• **AIM OF THE TASK**
Copy the records below line for line, with no changes.

• **INFORMATION GIVEN**
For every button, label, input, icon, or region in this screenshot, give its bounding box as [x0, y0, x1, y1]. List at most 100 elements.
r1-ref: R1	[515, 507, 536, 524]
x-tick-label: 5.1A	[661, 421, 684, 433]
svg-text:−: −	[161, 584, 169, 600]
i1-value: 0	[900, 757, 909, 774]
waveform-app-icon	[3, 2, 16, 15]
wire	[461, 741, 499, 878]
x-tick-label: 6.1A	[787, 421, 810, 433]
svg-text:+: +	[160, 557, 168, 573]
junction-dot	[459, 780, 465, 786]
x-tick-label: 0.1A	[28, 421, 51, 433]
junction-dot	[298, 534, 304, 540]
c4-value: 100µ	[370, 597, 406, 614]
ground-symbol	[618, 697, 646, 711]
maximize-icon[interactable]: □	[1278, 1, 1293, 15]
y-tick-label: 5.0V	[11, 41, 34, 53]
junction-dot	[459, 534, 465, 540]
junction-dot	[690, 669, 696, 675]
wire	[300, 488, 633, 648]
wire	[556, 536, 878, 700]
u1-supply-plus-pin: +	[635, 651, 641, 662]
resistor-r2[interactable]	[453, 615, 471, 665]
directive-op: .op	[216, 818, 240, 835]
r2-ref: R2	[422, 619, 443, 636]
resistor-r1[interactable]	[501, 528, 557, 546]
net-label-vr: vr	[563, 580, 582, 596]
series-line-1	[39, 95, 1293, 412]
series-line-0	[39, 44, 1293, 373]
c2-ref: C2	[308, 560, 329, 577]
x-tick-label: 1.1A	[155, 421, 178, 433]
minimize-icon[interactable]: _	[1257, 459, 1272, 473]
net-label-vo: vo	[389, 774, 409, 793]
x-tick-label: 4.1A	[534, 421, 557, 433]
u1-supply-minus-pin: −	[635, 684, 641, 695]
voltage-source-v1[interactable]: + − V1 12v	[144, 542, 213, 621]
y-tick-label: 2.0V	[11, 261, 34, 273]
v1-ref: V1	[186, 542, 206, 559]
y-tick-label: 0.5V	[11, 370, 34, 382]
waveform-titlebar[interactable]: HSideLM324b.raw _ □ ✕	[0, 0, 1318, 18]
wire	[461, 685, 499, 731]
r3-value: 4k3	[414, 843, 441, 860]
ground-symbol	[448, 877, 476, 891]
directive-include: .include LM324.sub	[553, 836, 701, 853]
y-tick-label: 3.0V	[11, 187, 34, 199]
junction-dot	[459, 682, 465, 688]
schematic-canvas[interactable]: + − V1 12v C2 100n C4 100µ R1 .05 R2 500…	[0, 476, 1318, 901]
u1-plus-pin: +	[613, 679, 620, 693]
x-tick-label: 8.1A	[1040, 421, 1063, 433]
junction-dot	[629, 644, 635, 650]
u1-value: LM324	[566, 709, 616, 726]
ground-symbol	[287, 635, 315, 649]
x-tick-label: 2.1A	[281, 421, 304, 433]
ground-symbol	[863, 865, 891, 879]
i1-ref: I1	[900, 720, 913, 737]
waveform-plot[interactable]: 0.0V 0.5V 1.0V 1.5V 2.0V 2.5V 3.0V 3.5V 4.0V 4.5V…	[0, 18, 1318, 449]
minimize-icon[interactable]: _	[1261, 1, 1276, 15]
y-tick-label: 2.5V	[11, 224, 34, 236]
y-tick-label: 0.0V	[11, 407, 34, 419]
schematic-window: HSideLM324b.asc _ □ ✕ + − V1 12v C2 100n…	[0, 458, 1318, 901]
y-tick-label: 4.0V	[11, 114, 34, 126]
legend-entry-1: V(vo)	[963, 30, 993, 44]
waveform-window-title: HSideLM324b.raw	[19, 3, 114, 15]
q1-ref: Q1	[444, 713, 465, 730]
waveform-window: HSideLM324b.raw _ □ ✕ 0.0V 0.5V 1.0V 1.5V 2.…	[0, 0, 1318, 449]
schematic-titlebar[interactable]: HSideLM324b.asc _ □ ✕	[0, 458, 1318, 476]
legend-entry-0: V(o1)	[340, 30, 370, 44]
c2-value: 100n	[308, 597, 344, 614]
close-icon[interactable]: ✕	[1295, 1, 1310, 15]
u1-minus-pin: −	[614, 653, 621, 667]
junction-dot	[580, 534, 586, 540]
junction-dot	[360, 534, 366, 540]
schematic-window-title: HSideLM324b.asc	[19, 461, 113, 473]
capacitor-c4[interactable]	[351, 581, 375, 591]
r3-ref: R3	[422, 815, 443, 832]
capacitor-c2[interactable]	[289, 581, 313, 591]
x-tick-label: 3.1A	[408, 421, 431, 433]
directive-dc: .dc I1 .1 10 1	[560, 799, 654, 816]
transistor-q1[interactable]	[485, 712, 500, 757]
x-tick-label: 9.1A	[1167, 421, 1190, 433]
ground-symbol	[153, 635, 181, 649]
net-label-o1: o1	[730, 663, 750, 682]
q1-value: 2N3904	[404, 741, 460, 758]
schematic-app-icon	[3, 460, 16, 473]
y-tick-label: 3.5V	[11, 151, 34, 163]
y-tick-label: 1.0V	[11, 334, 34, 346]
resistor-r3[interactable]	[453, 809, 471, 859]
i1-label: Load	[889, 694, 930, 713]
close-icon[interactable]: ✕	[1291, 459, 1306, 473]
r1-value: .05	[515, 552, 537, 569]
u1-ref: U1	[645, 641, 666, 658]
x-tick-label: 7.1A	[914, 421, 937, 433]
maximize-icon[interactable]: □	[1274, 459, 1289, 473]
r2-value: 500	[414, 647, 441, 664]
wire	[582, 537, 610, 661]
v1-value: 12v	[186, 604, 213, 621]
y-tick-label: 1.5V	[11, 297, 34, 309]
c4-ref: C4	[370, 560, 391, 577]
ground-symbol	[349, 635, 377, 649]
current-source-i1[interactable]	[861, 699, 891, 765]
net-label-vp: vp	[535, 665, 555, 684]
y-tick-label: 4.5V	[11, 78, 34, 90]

• **REPLY**
For every button, label, input, icon, or region in this screenshot, give its bounding box as [x0, y0, x1, y1]. List at most 100 elements.
r1-ref: R1	[515, 507, 536, 524]
x-tick-label: 5.1A	[661, 421, 684, 433]
svg-text:−: −	[161, 584, 169, 600]
i1-value: 0	[900, 757, 909, 774]
waveform-app-icon	[3, 2, 16, 15]
wire	[461, 741, 499, 878]
x-tick-label: 6.1A	[787, 421, 810, 433]
svg-text:+: +	[160, 557, 168, 573]
junction-dot	[459, 780, 465, 786]
x-tick-label: 0.1A	[28, 421, 51, 433]
junction-dot	[298, 534, 304, 540]
c4-value: 100µ	[370, 597, 406, 614]
ground-symbol	[618, 697, 646, 711]
maximize-icon[interactable]: □	[1278, 1, 1293, 15]
y-tick-label: 5.0V	[11, 41, 34, 53]
junction-dot	[459, 534, 465, 540]
junction-dot	[690, 669, 696, 675]
wire	[300, 488, 633, 648]
wire	[556, 536, 878, 700]
u1-supply-plus-pin: +	[635, 651, 641, 662]
resistor-r2[interactable]	[453, 615, 471, 665]
directive-op: .op	[216, 818, 240, 835]
r2-ref: R2	[422, 619, 443, 636]
resistor-r1[interactable]	[501, 528, 557, 546]
net-label-vr: vr	[563, 580, 582, 596]
series-line-1	[39, 95, 1293, 412]
series-line-0	[39, 44, 1293, 373]
c2-ref: C2	[308, 560, 329, 577]
x-tick-label: 1.1A	[155, 421, 178, 433]
minimize-icon[interactable]: _	[1257, 459, 1272, 473]
net-label-vo: vo	[389, 774, 409, 793]
x-tick-label: 4.1A	[534, 421, 557, 433]
u1-supply-minus-pin: −	[635, 684, 641, 695]
voltage-source-v1[interactable]: + − V1 12v	[144, 542, 213, 621]
y-tick-label: 2.0V	[11, 261, 34, 273]
v1-ref: V1	[186, 542, 206, 559]
y-tick-label: 0.5V	[11, 370, 34, 382]
waveform-titlebar[interactable]: HSideLM324b.raw _ □ ✕	[0, 0, 1318, 18]
wire	[461, 685, 499, 731]
r3-value: 4k3	[414, 843, 441, 860]
ground-symbol	[448, 877, 476, 891]
directive-include: .include LM324.sub	[553, 836, 701, 853]
y-tick-label: 3.0V	[11, 187, 34, 199]
junction-dot	[459, 682, 465, 688]
schematic-canvas[interactable]: + − V1 12v C2 100n C4 100µ R1 .05 R2 500…	[0, 476, 1318, 901]
u1-plus-pin: +	[613, 679, 620, 693]
x-tick-label: 8.1A	[1040, 421, 1063, 433]
junction-dot	[629, 644, 635, 650]
u1-value: LM324	[566, 709, 616, 726]
ground-symbol	[287, 635, 315, 649]
x-tick-label: 2.1A	[281, 421, 304, 433]
ground-symbol	[863, 865, 891, 879]
i1-ref: I1	[900, 720, 913, 737]
waveform-plot[interactable]: 0.0V 0.5V 1.0V 1.5V 2.0V 2.5V 3.0V 3.5V 4.0V 4.5V…	[0, 18, 1318, 449]
minimize-icon[interactable]: _	[1261, 1, 1276, 15]
y-tick-label: 2.5V	[11, 224, 34, 236]
y-tick-label: 0.0V	[11, 407, 34, 419]
schematic-window: HSideLM324b.asc _ □ ✕ + − V1 12v C2 100n…	[0, 458, 1318, 901]
y-tick-label: 4.0V	[11, 114, 34, 126]
legend-entry-1: V(vo)	[963, 30, 993, 44]
waveform-window-title: HSideLM324b.raw	[19, 3, 114, 15]
q1-ref: Q1	[444, 713, 465, 730]
waveform-window: HSideLM324b.raw _ □ ✕ 0.0V 0.5V 1.0V 1.5V 2.…	[0, 0, 1318, 449]
schematic-titlebar[interactable]: HSideLM324b.asc _ □ ✕	[0, 458, 1318, 476]
legend-entry-0: V(o1)	[340, 30, 370, 44]
c2-value: 100n	[308, 597, 344, 614]
close-icon[interactable]: ✕	[1295, 1, 1310, 15]
u1-minus-pin: −	[614, 653, 621, 667]
junction-dot	[580, 534, 586, 540]
junction-dot	[360, 534, 366, 540]
schematic-window-title: HSideLM324b.asc	[19, 461, 113, 473]
capacitor-c4[interactable]	[351, 581, 375, 591]
r3-ref: R3	[422, 815, 443, 832]
capacitor-c2[interactable]	[289, 581, 313, 591]
x-tick-label: 3.1A	[408, 421, 431, 433]
directive-dc: .dc I1 .1 10 1	[560, 799, 654, 816]
transistor-q1[interactable]	[485, 712, 500, 757]
x-tick-label: 9.1A	[1167, 421, 1190, 433]
ground-symbol	[153, 635, 181, 649]
net-label-o1: o1	[730, 663, 750, 682]
q1-value: 2N3904	[404, 741, 460, 758]
schematic-app-icon	[3, 460, 16, 473]
y-tick-label: 3.5V	[11, 151, 34, 163]
y-tick-label: 1.0V	[11, 334, 34, 346]
resistor-r3[interactable]	[453, 809, 471, 859]
i1-label: Load	[889, 694, 930, 713]
close-icon[interactable]: ✕	[1291, 459, 1306, 473]
r1-value: .05	[515, 552, 537, 569]
u1-ref: U1	[645, 641, 666, 658]
x-tick-label: 7.1A	[914, 421, 937, 433]
maximize-icon[interactable]: □	[1274, 459, 1289, 473]
r2-value: 500	[414, 647, 441, 664]
wire	[582, 537, 610, 661]
v1-value: 12v	[186, 604, 213, 621]
y-tick-label: 1.5V	[11, 297, 34, 309]
c4-ref: C4	[370, 560, 391, 577]
ground-symbol	[349, 635, 377, 649]
current-source-i1[interactable]	[861, 699, 891, 765]
net-label-vp: vp	[535, 665, 555, 684]
y-tick-label: 4.5V	[11, 78, 34, 90]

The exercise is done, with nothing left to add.